Of Up the matterhorn in a boat, the Harford Post review in Book News: An Illustrated Magazine of Literature and Books (1897), said of it:—

"Mrs. Marion Manville Pope has solved the problem of flying machines which has recently attracted so much attention from inventors all over the world. She has constructed a boat, “The Cloud Queen,” in which she takes two typical Americans up the Matterhorn. She does not reveal the full secret of her contrivance, but she tells enough to show that it can be depended upon to carry its passengers through most amazing experiences. The story is an extravaganza of a thoroughly up-to-date character, and is full of rollicking humor. But the author has written in a realistic vein, so that her readers are almost beguiled into believing the truth of the narrative. The two Americans and their dog, which is quite a character in the book, meet with surprising adventures, including perils from avalanches, precipices and storms; and they succeed in rescuing a stolid Englishman from the snow, and he furnishes a foil for the humor of the Americans. Mr. Wright's pictures are in full accord with the spirit of the text."

___

> _TRY IT_: Translate this sentence from the book review into Spanish: "The story is an extravaganza of a thoroughly up-to-date character, and is full of rollicking humor." You won't need the entries for this.

> _DATA SUPPLIED_:

___

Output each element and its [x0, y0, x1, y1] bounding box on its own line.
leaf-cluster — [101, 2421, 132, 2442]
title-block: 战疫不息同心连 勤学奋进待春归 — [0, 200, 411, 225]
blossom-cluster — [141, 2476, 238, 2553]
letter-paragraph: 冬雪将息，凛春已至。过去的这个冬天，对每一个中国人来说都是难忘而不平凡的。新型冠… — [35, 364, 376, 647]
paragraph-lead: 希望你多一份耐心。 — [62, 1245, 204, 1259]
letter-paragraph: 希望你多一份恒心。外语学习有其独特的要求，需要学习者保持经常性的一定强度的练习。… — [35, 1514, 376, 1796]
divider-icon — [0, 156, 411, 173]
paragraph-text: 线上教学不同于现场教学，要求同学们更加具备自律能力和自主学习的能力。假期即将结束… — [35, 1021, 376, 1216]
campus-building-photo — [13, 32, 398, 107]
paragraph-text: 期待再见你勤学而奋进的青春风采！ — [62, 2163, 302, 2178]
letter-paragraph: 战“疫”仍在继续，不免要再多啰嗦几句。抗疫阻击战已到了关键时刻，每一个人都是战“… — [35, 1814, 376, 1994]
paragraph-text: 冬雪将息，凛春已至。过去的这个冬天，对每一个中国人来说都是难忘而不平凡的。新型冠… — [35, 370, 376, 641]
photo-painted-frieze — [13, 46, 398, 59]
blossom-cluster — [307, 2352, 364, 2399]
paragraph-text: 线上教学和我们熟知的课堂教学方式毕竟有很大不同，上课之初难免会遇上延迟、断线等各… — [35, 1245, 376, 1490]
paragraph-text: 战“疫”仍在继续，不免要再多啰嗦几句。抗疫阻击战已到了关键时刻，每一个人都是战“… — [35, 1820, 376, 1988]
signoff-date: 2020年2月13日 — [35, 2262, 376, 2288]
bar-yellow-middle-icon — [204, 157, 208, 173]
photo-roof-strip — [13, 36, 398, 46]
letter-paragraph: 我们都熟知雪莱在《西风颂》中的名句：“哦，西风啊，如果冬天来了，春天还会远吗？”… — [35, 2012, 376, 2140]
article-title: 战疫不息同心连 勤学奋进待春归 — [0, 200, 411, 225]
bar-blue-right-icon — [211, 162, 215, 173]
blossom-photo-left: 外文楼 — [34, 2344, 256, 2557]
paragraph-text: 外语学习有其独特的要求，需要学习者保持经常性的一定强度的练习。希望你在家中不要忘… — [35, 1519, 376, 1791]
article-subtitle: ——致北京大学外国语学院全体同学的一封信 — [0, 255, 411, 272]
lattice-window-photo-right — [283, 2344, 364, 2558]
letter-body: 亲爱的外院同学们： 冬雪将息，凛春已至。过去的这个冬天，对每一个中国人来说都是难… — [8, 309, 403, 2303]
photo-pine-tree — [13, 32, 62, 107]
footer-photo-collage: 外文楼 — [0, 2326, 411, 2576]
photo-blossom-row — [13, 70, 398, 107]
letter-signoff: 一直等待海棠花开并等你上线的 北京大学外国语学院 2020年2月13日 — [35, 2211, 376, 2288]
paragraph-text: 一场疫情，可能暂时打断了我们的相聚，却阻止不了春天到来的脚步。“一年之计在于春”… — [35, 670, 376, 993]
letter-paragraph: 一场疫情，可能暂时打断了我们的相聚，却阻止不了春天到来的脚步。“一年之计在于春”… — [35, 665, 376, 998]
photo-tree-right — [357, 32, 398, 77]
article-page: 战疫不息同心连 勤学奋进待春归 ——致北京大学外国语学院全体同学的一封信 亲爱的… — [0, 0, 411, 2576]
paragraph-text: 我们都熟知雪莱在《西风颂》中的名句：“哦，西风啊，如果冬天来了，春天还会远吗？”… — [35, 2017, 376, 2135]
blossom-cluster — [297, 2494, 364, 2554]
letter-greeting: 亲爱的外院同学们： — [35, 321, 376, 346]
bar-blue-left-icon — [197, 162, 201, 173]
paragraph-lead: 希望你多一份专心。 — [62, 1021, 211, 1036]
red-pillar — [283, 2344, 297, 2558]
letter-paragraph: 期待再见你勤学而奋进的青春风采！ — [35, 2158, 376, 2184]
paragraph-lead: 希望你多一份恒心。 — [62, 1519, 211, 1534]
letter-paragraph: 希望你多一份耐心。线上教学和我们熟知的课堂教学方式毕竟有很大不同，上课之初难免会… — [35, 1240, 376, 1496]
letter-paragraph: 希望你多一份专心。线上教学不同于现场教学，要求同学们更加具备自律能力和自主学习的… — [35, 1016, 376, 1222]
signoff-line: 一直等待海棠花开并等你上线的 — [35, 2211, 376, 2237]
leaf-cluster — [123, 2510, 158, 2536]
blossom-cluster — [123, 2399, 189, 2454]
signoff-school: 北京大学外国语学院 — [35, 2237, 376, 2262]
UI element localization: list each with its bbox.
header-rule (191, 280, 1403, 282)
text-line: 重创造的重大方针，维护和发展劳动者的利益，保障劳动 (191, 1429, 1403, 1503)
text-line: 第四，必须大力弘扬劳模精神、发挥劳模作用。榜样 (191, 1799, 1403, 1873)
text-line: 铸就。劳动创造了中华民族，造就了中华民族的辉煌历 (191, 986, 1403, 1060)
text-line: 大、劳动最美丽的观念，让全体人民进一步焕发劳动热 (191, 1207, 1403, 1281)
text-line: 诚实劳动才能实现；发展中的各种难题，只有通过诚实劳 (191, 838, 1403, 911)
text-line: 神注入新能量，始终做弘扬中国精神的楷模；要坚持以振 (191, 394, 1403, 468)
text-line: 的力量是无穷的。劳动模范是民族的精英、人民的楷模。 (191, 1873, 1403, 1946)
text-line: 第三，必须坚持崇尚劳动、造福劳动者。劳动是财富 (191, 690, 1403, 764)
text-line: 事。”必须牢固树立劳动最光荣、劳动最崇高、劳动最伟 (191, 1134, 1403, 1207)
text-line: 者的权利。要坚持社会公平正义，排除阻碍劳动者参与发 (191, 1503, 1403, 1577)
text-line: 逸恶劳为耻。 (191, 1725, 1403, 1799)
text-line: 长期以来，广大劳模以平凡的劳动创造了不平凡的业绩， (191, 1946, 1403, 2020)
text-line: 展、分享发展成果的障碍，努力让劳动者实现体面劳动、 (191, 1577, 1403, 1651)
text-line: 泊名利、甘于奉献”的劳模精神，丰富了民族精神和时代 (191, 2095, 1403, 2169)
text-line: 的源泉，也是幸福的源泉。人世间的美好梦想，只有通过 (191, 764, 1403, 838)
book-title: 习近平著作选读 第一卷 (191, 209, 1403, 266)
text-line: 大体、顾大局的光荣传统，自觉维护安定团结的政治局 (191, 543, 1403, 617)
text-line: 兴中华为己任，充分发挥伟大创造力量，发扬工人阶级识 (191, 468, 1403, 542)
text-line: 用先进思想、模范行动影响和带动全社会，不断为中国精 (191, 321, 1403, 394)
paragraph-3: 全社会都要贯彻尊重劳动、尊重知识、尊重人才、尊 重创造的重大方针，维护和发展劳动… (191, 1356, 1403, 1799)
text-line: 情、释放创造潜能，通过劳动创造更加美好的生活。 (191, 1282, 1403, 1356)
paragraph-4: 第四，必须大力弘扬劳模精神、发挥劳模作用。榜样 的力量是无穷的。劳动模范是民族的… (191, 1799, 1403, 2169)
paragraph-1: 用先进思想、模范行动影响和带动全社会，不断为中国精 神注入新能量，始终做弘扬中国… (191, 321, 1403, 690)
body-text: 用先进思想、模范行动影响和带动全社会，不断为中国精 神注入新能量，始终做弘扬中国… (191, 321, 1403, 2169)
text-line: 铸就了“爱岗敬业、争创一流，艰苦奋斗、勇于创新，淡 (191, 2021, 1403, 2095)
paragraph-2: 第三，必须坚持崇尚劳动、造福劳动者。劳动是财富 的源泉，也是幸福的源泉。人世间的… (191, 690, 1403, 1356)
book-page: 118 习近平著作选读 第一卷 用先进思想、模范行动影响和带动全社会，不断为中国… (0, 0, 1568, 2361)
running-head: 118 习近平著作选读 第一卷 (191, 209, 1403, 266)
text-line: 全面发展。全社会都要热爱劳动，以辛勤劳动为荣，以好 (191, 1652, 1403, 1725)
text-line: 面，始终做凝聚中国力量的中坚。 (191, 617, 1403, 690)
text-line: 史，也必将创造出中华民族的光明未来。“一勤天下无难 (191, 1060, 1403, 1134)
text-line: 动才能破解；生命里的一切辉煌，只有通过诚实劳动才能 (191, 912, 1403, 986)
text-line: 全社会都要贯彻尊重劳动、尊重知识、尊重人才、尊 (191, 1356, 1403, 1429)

___

> _COMPLETED TASK_: La historia es una extravagancia de carácter completamente actual y está llena de un humor desenfadado.